## AIM OF THE EXERCISE
How many lines of the records hold the string "Temperature"? Reply with the number alone.

[Structured figure records]
_____

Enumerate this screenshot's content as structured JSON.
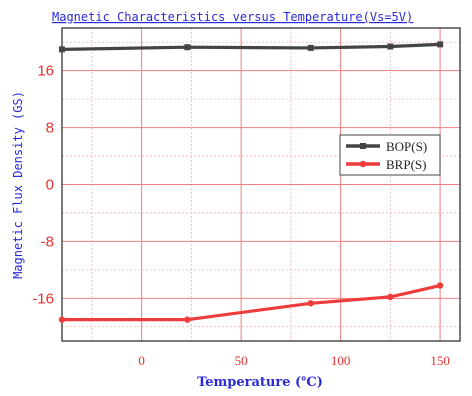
{
  "chart_data": {
    "type": "line",
    "title": "Magnetic Characteristics versus Temperature(Vs=5V)",
    "xlabel": "Temperature (℃)",
    "ylabel": "Magnetic Flux Density (GS)",
    "x": [
      -40,
      23,
      85,
      125,
      150
    ],
    "xlim": [
      -40,
      160
    ],
    "ylim": [
      -22,
      22
    ],
    "xticks": [
      "0",
      "50",
      "100",
      "150"
    ],
    "yticks": [
      "16",
      "8",
      "0",
      "-8",
      "-16"
    ],
    "grid": true,
    "legend_position": "right",
    "series": [
      {
        "name": "BOP(S)",
        "color": "#444444",
        "values": [
          19.0,
          19.3,
          19.2,
          19.4,
          19.7
        ]
      },
      {
        "name": "BRP(S)",
        "color": "#ee3b3b",
        "values": [
          -19.0,
          -19.0,
          -16.7,
          -15.8,
          -14.2
        ]
      }
    ]
  },
  "colors": {
    "grid_major": "#f08080",
    "grid_minor": "#f5b0b0",
    "frame": "#222222",
    "text_blue": "#2a2ad8",
    "tick_red": "#e53030"
  }
}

_____

## THE REPLY
2